Source data:
⁂
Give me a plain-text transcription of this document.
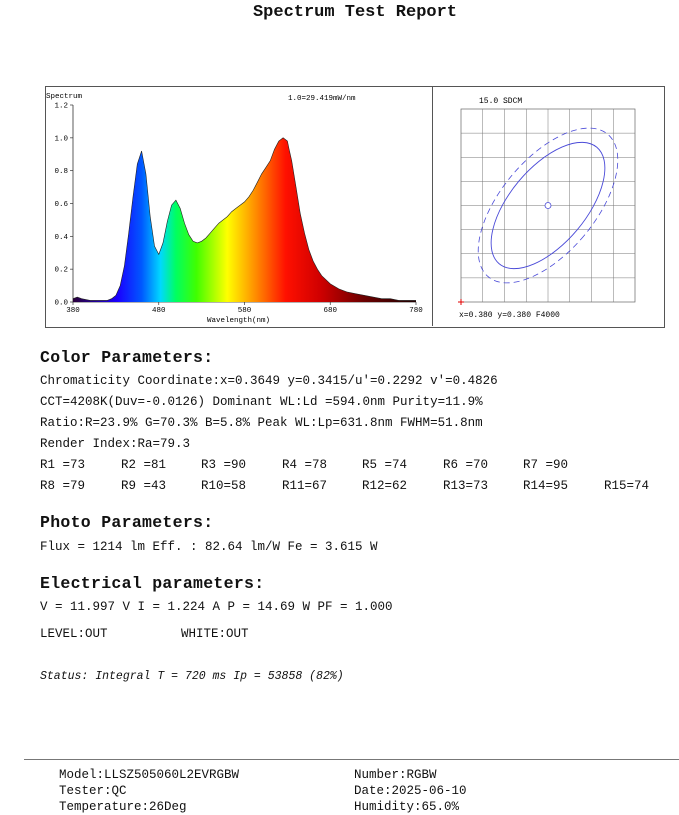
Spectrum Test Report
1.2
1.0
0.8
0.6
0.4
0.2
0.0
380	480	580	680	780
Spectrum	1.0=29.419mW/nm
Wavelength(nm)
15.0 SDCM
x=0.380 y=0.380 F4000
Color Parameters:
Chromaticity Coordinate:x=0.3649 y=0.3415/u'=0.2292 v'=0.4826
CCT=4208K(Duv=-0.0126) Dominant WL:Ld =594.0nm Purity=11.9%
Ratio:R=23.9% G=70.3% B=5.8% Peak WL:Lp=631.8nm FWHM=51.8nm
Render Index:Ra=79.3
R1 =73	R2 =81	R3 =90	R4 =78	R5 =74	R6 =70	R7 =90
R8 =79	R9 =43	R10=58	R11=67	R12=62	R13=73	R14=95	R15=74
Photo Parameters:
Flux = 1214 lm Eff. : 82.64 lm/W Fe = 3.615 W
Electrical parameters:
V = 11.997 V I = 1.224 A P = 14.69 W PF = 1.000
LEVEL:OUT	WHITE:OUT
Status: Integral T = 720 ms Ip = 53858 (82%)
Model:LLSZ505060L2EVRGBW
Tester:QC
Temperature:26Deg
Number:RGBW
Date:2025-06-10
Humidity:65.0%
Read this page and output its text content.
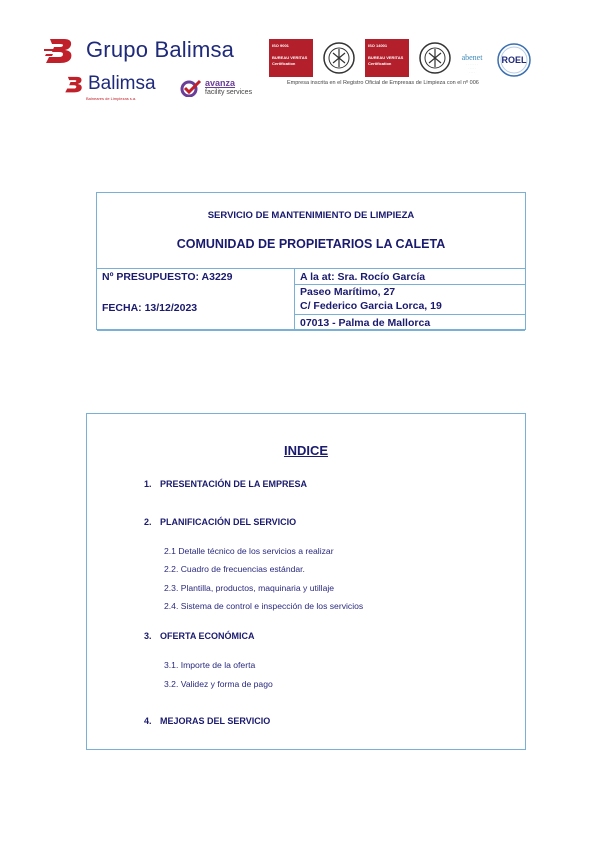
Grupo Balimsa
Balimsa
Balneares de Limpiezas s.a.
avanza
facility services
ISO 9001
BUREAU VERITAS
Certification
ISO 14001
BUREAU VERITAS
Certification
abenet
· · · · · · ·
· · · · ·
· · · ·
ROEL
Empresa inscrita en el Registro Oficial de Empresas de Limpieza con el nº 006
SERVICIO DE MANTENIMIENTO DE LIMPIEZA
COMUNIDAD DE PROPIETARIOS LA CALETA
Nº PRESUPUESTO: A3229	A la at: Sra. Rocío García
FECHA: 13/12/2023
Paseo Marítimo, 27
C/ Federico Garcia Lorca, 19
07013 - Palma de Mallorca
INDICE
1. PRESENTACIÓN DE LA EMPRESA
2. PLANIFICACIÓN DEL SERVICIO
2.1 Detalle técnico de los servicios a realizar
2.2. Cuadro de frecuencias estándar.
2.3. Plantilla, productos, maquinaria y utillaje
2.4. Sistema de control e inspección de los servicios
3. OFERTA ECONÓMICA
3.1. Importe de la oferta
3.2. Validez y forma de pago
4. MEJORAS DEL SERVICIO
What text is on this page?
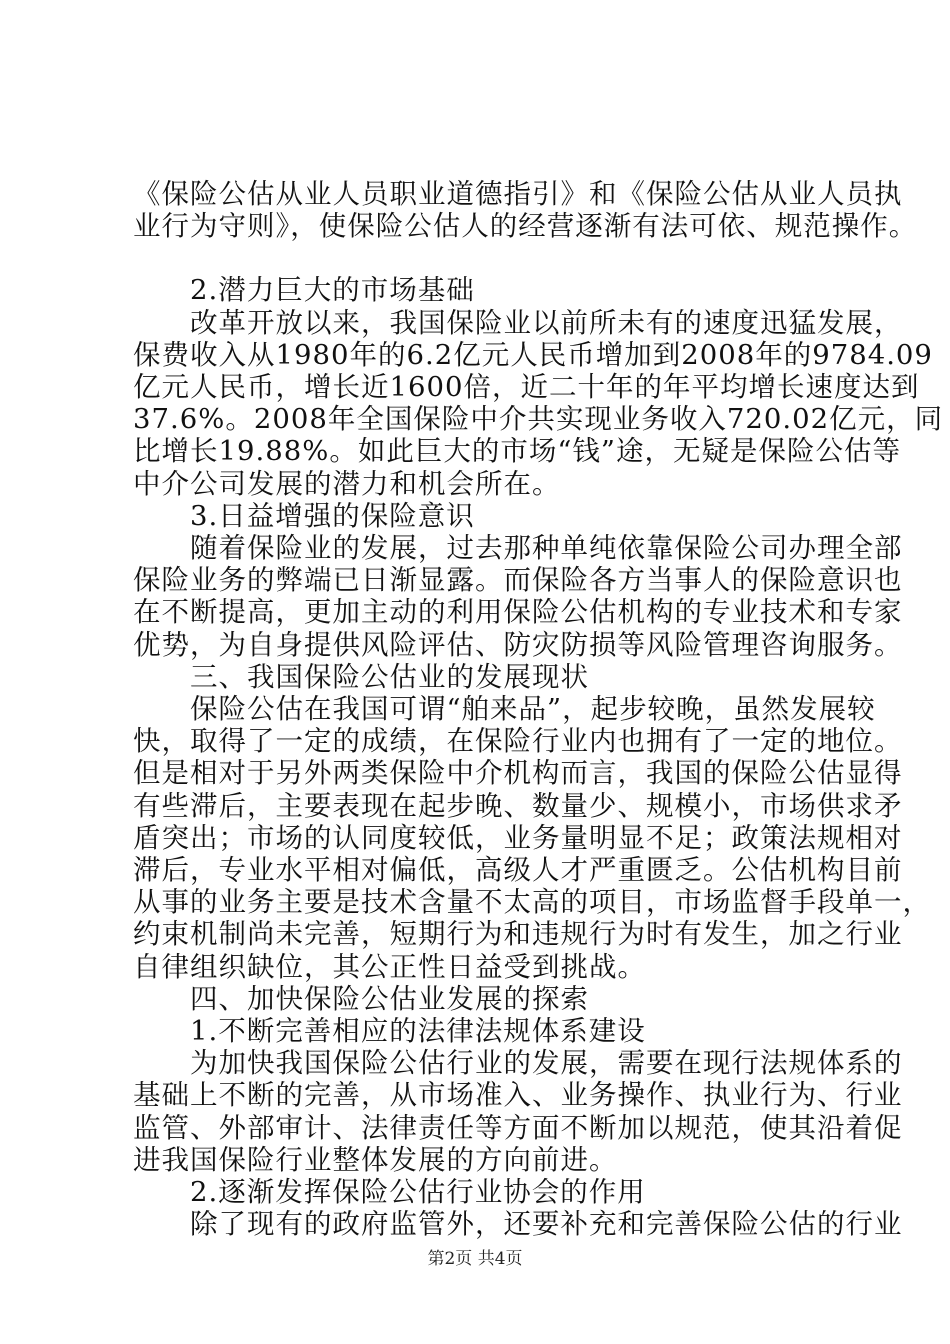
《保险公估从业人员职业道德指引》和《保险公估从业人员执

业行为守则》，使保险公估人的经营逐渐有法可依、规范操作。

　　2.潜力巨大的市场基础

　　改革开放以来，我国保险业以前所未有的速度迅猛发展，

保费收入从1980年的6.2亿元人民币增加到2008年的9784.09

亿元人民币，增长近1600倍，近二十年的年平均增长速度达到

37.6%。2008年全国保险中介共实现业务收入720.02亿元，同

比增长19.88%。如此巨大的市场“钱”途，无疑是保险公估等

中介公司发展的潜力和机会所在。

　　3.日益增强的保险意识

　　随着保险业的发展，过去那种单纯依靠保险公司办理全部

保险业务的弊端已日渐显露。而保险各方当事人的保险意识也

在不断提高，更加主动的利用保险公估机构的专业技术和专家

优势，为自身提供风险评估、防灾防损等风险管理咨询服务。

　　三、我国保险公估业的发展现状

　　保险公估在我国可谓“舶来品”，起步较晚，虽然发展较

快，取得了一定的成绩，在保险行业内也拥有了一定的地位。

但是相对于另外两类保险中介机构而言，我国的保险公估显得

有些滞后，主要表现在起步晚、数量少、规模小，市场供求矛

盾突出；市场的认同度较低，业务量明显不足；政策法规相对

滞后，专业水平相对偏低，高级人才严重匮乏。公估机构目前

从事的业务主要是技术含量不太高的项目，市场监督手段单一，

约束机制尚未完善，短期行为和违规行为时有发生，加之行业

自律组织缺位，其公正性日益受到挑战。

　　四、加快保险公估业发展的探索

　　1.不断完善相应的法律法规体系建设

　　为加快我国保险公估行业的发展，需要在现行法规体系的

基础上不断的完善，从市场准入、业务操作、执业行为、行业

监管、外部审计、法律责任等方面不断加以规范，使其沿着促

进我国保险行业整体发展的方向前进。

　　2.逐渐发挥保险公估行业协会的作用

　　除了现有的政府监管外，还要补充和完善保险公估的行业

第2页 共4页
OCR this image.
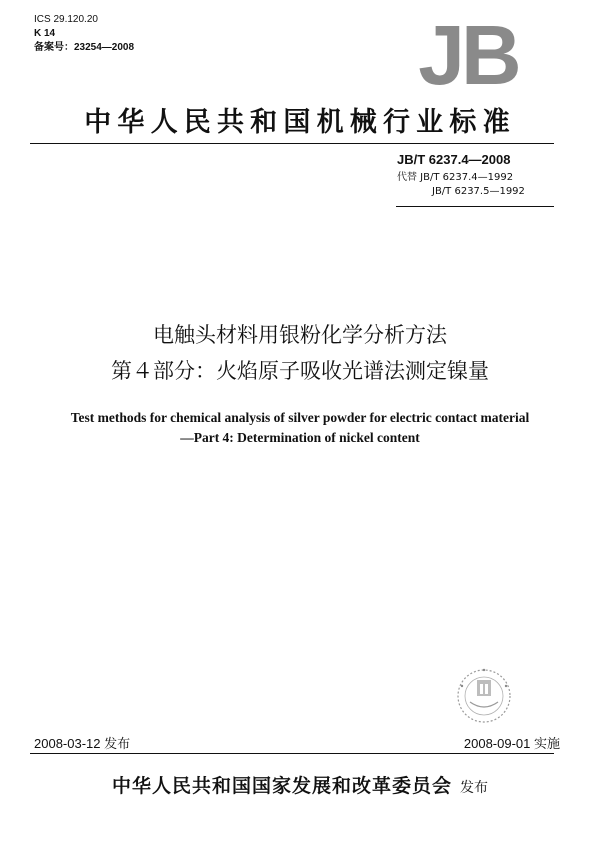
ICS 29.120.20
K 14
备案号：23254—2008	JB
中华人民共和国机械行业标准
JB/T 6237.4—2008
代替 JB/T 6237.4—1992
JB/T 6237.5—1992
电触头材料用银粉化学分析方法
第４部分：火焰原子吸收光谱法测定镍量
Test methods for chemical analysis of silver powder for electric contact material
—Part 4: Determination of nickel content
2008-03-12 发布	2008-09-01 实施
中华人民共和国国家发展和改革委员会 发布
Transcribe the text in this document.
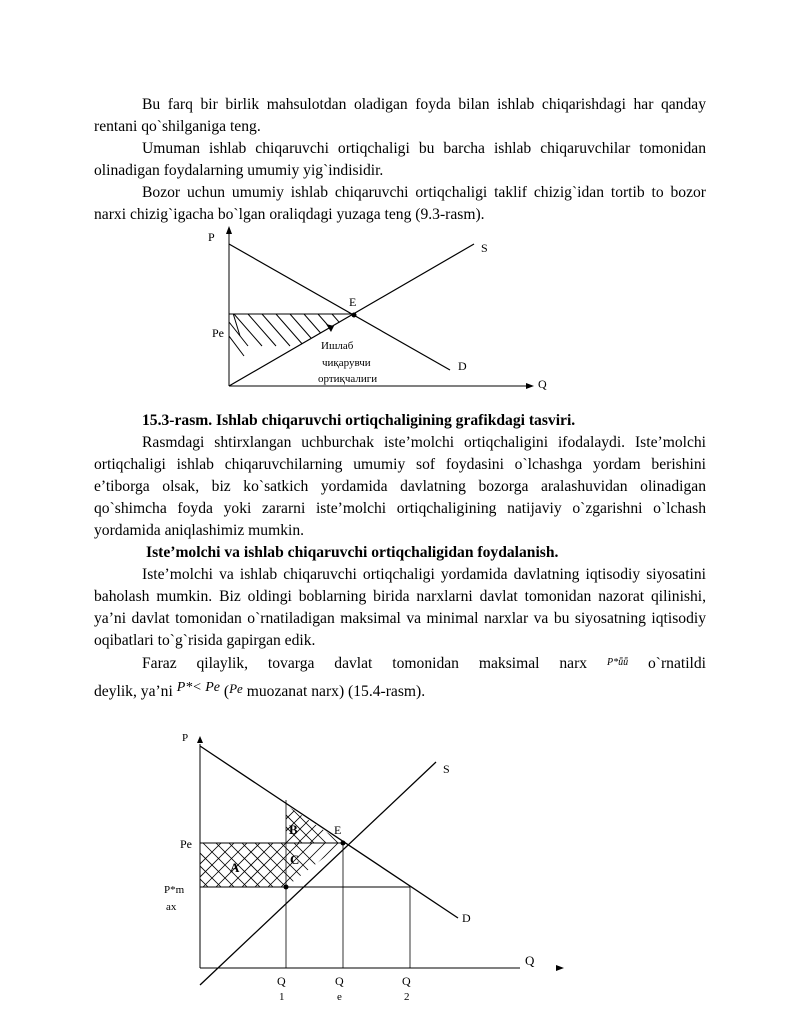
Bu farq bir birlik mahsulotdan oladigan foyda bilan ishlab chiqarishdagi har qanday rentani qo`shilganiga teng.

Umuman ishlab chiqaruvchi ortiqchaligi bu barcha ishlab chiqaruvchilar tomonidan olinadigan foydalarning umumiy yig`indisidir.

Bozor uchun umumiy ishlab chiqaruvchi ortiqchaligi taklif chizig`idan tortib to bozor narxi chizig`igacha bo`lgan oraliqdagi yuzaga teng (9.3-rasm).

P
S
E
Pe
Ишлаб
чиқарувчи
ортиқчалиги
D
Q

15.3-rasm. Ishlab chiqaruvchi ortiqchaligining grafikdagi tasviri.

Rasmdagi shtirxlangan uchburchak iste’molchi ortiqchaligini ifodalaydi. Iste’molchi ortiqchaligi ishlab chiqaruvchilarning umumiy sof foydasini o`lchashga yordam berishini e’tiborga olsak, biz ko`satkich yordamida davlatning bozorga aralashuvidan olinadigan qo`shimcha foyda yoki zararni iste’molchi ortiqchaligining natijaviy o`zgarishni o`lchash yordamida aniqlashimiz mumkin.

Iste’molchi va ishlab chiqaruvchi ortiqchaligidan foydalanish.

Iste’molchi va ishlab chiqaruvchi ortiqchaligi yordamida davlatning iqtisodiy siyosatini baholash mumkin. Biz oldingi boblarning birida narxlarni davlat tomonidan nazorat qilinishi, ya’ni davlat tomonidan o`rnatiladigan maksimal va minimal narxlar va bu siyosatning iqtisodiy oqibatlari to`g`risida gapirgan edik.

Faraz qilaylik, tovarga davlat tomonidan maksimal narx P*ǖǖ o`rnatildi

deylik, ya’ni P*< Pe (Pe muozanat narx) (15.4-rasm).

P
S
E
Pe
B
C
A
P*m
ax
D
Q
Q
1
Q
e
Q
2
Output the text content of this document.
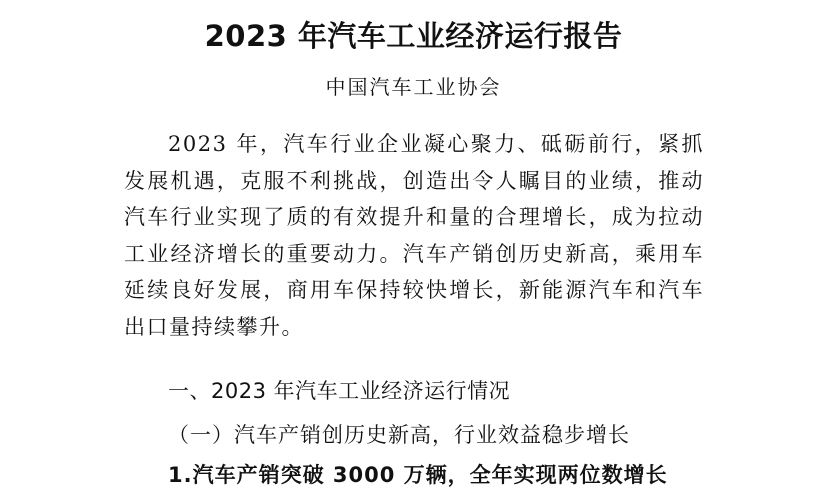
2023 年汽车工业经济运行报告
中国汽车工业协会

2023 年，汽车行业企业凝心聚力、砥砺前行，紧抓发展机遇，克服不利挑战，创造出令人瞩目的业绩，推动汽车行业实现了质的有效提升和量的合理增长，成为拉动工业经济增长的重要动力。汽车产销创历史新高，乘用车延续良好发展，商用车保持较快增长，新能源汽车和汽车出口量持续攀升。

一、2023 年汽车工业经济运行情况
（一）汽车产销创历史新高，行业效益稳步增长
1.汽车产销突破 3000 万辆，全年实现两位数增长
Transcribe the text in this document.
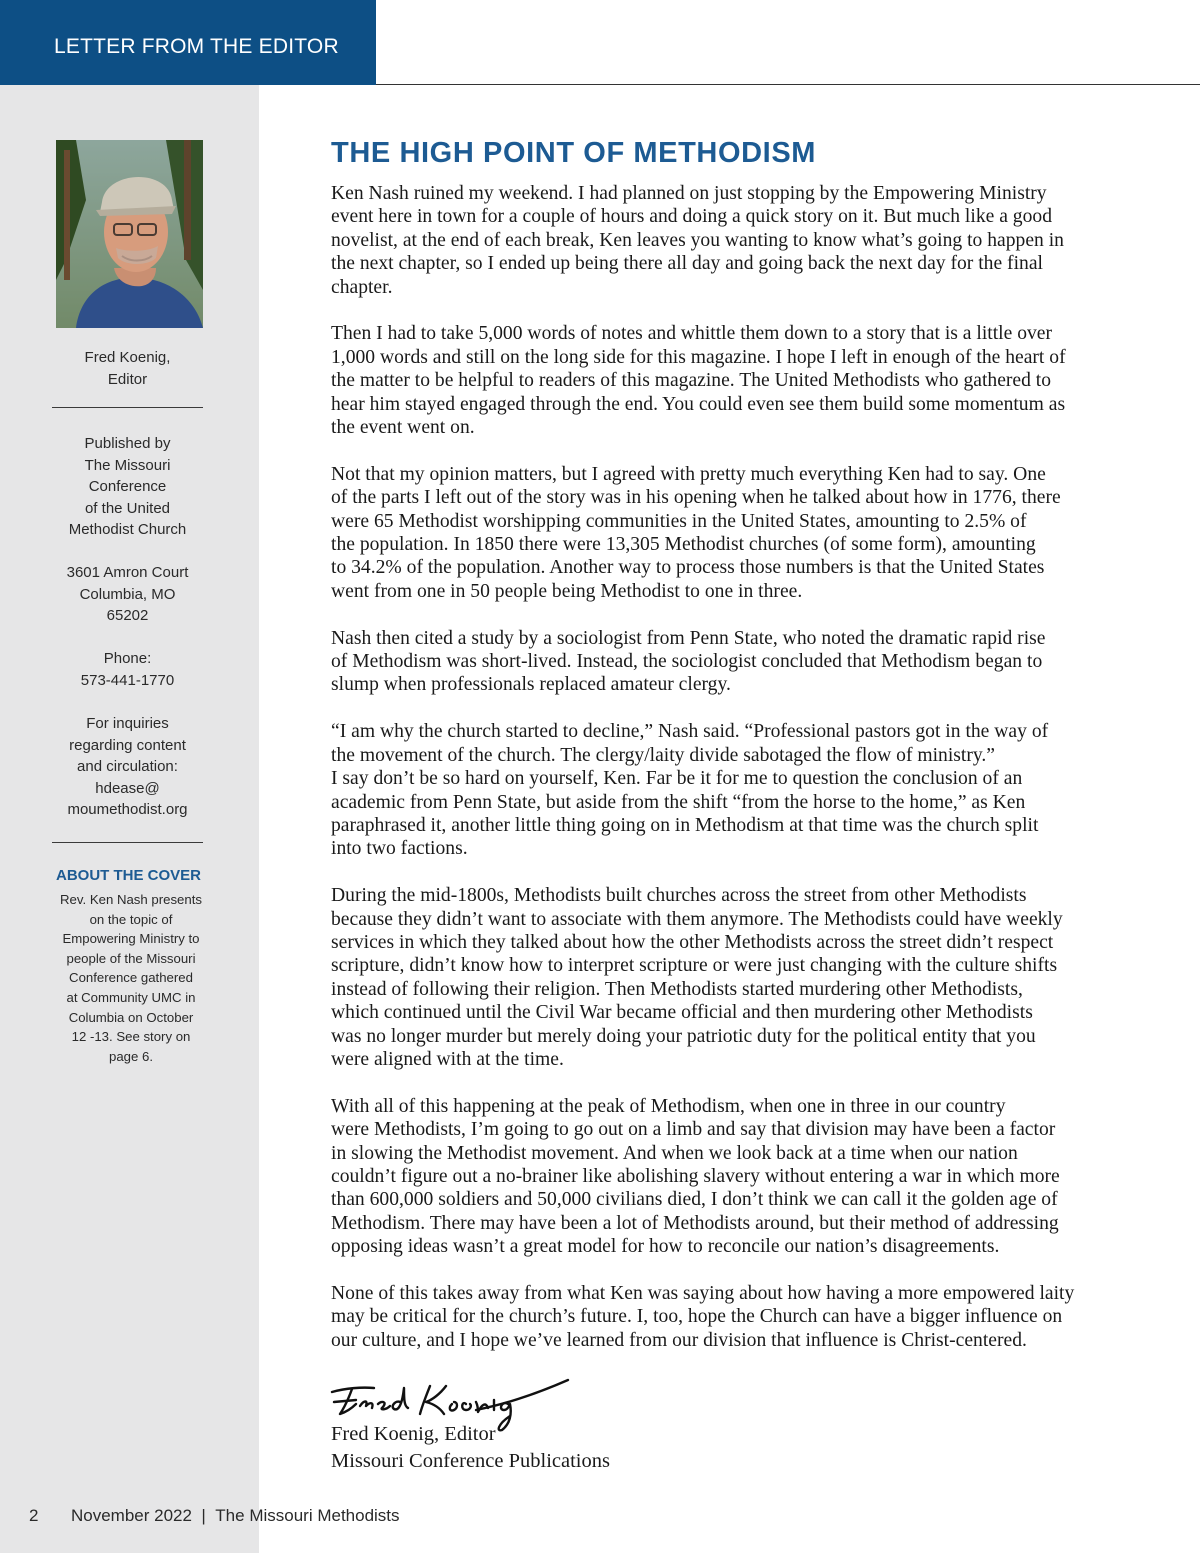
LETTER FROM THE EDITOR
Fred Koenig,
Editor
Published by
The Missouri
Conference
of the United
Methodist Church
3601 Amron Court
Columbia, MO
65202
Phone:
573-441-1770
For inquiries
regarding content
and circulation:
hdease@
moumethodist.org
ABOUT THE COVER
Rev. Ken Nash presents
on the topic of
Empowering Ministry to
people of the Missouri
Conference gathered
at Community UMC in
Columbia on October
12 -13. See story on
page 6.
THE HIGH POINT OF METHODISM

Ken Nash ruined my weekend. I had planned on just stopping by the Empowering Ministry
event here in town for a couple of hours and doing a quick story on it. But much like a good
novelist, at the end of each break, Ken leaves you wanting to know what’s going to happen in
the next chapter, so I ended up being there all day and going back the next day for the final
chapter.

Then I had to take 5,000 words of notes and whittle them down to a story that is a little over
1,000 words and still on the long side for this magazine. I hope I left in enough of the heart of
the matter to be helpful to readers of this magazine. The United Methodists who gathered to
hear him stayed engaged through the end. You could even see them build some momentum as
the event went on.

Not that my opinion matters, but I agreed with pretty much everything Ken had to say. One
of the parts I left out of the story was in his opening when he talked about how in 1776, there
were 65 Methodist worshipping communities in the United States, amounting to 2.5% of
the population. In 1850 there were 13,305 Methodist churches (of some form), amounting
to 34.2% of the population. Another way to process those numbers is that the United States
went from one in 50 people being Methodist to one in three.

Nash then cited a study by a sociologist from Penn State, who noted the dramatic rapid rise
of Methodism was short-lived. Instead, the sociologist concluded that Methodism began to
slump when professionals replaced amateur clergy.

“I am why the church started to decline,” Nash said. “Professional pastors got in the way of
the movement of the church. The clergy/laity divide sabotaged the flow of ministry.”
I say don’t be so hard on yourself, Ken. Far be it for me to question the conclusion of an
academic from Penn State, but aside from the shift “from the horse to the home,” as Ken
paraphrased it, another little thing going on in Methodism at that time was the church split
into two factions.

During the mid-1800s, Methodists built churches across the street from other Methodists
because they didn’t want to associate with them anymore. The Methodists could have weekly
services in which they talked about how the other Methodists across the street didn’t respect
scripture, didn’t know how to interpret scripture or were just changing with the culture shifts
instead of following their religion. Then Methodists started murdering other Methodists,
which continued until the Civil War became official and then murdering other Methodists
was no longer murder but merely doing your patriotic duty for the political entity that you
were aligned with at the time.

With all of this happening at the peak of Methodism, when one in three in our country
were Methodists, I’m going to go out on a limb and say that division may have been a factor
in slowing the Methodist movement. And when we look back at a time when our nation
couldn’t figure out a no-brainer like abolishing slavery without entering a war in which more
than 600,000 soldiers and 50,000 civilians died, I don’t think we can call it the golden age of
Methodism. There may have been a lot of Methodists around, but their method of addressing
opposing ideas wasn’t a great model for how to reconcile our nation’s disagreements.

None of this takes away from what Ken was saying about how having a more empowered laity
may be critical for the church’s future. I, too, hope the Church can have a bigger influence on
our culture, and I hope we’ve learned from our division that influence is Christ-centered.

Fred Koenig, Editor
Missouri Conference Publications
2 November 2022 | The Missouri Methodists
⁂
> [PROBLEM TO WORK ON]:
Write down only how many lines in the listing contain the word "they".

> [ANSWER TO THE TASK]:
2